→ **What you are asked to do**
Check each line of the data below for the word "Sreh", then extract the ones that have it.

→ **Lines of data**
⁂
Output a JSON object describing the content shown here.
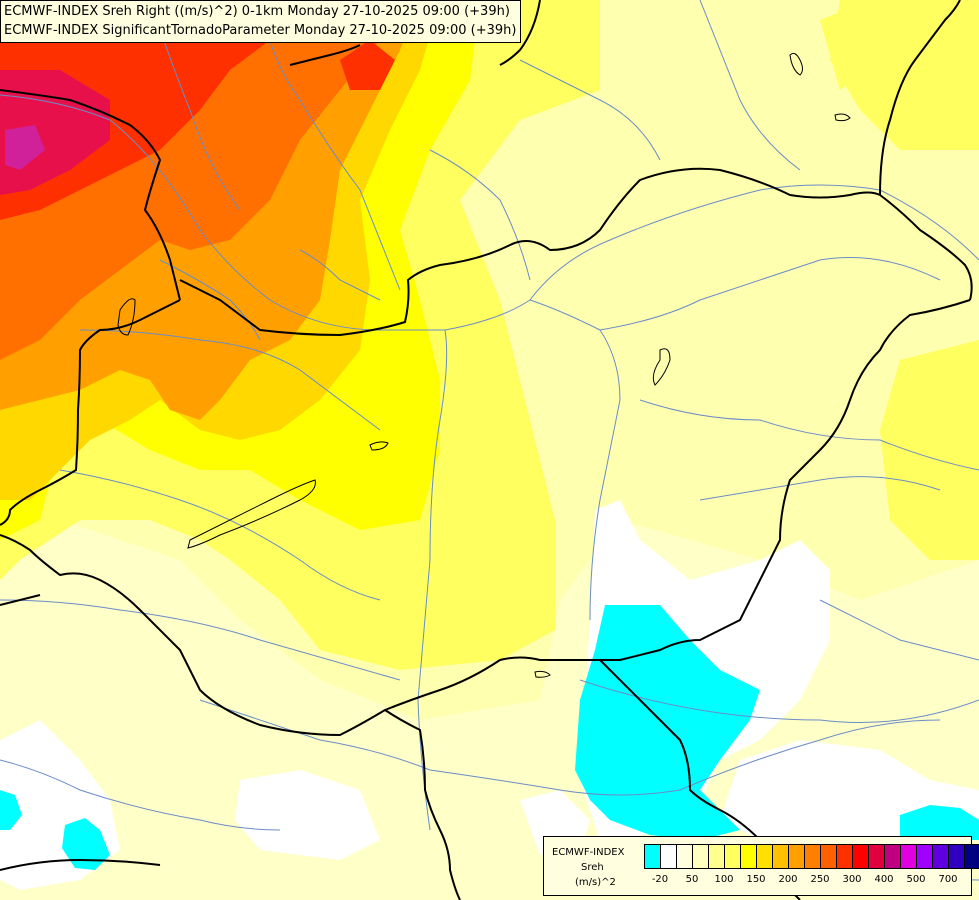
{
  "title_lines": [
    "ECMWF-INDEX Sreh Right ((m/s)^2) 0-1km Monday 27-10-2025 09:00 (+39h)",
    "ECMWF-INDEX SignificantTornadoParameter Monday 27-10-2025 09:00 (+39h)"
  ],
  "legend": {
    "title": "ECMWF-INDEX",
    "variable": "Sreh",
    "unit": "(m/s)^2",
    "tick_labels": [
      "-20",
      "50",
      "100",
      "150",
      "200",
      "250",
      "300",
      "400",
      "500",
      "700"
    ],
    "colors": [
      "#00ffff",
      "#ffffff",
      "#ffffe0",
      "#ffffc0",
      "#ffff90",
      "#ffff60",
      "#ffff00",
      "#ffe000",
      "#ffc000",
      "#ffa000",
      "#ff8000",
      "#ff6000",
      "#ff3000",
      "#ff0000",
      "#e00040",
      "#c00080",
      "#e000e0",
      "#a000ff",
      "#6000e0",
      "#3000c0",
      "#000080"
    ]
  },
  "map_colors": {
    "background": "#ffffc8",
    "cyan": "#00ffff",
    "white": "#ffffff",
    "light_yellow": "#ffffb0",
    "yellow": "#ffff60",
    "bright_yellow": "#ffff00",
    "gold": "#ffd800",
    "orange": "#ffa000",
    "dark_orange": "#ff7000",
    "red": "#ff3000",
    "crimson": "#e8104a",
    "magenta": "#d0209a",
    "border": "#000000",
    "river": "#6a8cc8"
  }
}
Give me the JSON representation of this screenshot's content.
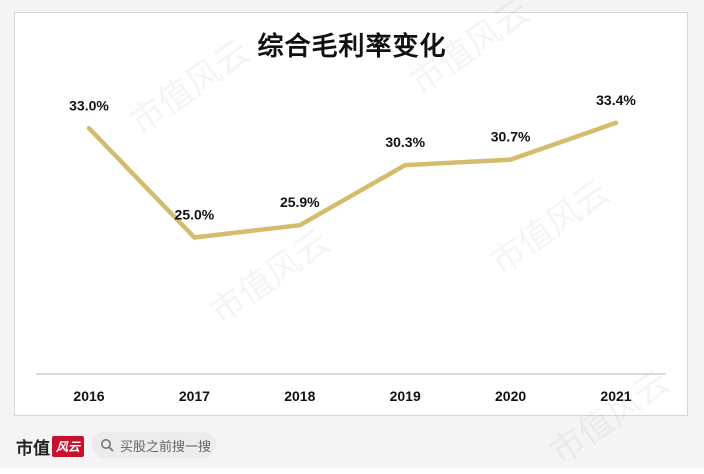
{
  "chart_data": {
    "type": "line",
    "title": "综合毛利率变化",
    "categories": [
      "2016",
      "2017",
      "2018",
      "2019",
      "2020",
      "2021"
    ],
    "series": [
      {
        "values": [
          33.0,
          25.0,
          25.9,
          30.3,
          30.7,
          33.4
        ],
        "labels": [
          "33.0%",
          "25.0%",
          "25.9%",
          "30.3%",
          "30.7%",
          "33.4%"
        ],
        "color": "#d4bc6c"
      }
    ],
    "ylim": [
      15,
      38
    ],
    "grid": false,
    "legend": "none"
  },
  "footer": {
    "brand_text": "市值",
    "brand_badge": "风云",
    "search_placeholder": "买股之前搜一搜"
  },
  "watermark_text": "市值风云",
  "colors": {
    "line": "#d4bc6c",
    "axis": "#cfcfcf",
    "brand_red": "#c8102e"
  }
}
⁂
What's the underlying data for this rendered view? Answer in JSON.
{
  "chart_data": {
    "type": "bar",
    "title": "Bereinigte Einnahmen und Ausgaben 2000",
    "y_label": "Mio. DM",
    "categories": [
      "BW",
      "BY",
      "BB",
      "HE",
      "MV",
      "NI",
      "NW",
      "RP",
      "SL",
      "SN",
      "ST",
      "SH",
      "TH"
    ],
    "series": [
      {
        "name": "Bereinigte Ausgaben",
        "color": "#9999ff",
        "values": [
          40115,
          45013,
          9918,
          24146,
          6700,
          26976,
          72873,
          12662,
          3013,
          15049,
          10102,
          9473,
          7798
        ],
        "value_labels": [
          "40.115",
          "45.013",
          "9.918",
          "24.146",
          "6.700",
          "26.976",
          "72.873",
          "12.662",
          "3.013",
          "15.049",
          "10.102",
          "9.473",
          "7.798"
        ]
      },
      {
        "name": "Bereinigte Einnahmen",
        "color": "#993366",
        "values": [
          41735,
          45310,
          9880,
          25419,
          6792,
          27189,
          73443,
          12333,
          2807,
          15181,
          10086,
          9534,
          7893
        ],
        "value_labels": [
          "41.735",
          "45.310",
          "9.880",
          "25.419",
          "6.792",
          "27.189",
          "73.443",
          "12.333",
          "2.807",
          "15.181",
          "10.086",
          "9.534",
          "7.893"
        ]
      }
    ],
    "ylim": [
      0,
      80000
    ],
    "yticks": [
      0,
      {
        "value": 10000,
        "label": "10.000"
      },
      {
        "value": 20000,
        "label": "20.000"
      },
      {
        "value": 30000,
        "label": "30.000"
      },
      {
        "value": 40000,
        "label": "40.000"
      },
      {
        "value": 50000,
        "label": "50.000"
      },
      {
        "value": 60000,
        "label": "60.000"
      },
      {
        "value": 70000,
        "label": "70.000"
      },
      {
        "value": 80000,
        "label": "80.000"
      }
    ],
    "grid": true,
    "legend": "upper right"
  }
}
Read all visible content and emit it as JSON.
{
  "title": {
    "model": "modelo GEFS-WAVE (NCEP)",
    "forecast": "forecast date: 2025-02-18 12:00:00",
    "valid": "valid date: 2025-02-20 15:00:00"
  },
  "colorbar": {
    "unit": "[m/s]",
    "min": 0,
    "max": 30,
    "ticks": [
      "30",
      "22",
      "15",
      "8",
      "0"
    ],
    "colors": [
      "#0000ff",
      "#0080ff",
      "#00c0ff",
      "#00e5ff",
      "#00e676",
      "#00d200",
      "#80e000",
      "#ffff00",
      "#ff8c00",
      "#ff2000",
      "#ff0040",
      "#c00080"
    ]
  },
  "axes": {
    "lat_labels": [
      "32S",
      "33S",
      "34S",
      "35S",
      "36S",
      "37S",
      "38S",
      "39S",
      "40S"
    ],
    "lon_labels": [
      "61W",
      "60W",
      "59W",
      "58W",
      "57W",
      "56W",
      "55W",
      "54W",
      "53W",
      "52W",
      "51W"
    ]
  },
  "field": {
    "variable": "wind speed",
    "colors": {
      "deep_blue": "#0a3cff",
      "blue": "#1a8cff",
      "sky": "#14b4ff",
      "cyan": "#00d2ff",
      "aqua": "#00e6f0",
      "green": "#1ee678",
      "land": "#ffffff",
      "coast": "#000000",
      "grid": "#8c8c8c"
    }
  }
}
⁂
→ **The answer**
    "ECMWF-INDEX Sreh Right ((m/s)^2) 0-1km Monday 27-10-2025 09:00 (+39h)",
    "variable": "Sreh",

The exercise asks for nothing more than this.